[Task to carry out]: Without including any images, reproduce each entry exactly.

[Dataset rows about figures]
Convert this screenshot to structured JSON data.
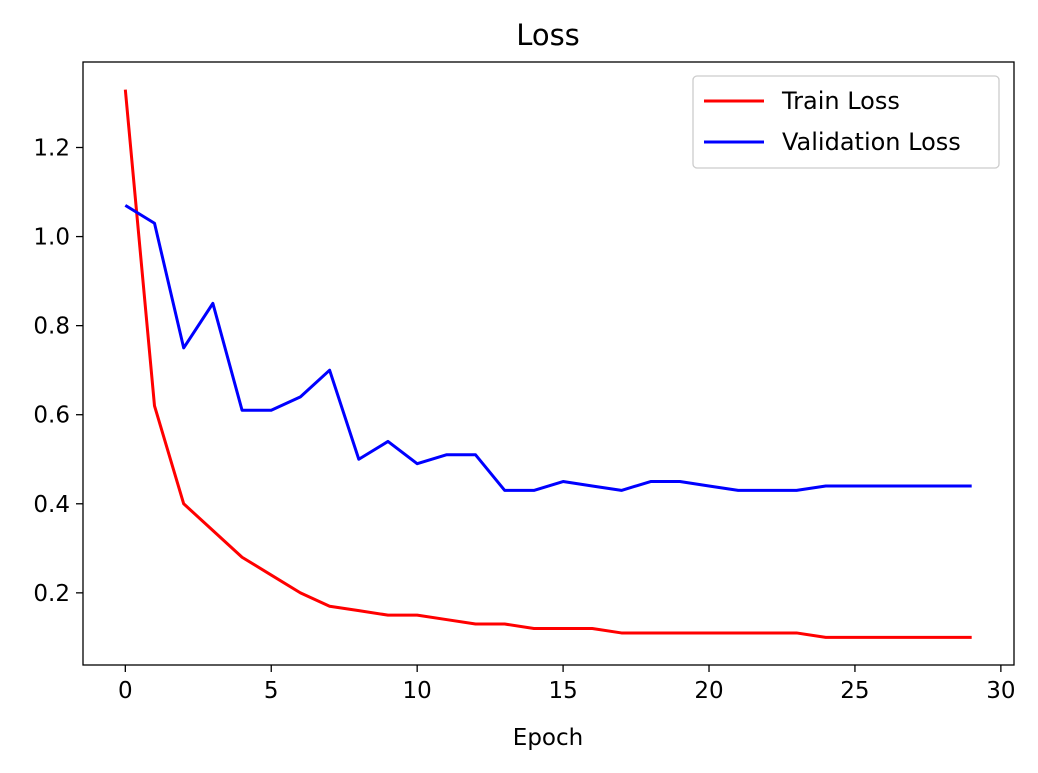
{
  "chart_data": {
    "type": "line",
    "title": "Loss",
    "xlabel": "Epoch",
    "ylabel": "",
    "xlim": [
      -1.45,
      30.45
    ],
    "ylim": [
      0.038,
      1.392
    ],
    "xticks": [
      0,
      5,
      10,
      15,
      20,
      25,
      30
    ],
    "yticks": [
      0.2,
      0.4,
      0.6,
      0.8,
      1.0,
      1.2
    ],
    "grid": false,
    "legend_position": "top-right",
    "x": [
      0,
      1,
      2,
      3,
      4,
      5,
      6,
      7,
      8,
      9,
      10,
      11,
      12,
      13,
      14,
      15,
      16,
      17,
      18,
      19,
      20,
      21,
      22,
      23,
      24,
      25,
      26,
      27,
      28,
      29
    ],
    "series": [
      {
        "name": "Train Loss",
        "color": "#ff0000",
        "values": [
          1.33,
          0.62,
          0.4,
          0.34,
          0.28,
          0.24,
          0.2,
          0.17,
          0.16,
          0.15,
          0.15,
          0.14,
          0.13,
          0.13,
          0.12,
          0.12,
          0.12,
          0.11,
          0.11,
          0.11,
          0.11,
          0.11,
          0.11,
          0.11,
          0.1,
          0.1,
          0.1,
          0.1,
          0.1,
          0.1
        ]
      },
      {
        "name": "Validation Loss",
        "color": "#0000ff",
        "values": [
          1.07,
          1.03,
          0.75,
          0.85,
          0.61,
          0.61,
          0.64,
          0.7,
          0.5,
          0.54,
          0.49,
          0.51,
          0.51,
          0.43,
          0.43,
          0.45,
          0.44,
          0.43,
          0.45,
          0.45,
          0.44,
          0.43,
          0.43,
          0.43,
          0.44,
          0.44,
          0.44,
          0.44,
          0.44,
          0.44
        ]
      }
    ]
  }
}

[Output of the exercise]:
Convert this screenshot to structured JSON data.
{
  "chart_data": {
    "type": "line",
    "title": "Loss",
    "xlabel": "Epoch",
    "ylabel": "",
    "xlim": [
      -1.45,
      30.45
    ],
    "ylim": [
      0.038,
      1.392
    ],
    "xticks": [
      0,
      5,
      10,
      15,
      20,
      25,
      30
    ],
    "yticks": [
      0.2,
      0.4,
      0.6,
      0.8,
      1.0,
      1.2
    ],
    "grid": false,
    "legend_position": "top-right",
    "x": [
      0,
      1,
      2,
      3,
      4,
      5,
      6,
      7,
      8,
      9,
      10,
      11,
      12,
      13,
      14,
      15,
      16,
      17,
      18,
      19,
      20,
      21,
      22,
      23,
      24,
      25,
      26,
      27,
      28,
      29
    ],
    "series": [
      {
        "name": "Train Loss",
        "color": "#ff0000",
        "values": [
          1.33,
          0.62,
          0.4,
          0.34,
          0.28,
          0.24,
          0.2,
          0.17,
          0.16,
          0.15,
          0.15,
          0.14,
          0.13,
          0.13,
          0.12,
          0.12,
          0.12,
          0.11,
          0.11,
          0.11,
          0.11,
          0.11,
          0.11,
          0.11,
          0.1,
          0.1,
          0.1,
          0.1,
          0.1,
          0.1
        ]
      },
      {
        "name": "Validation Loss",
        "color": "#0000ff",
        "values": [
          1.07,
          1.03,
          0.75,
          0.85,
          0.61,
          0.61,
          0.64,
          0.7,
          0.5,
          0.54,
          0.49,
          0.51,
          0.51,
          0.43,
          0.43,
          0.45,
          0.44,
          0.43,
          0.45,
          0.45,
          0.44,
          0.43,
          0.43,
          0.43,
          0.44,
          0.44,
          0.44,
          0.44,
          0.44,
          0.44
        ]
      }
    ]
  }
}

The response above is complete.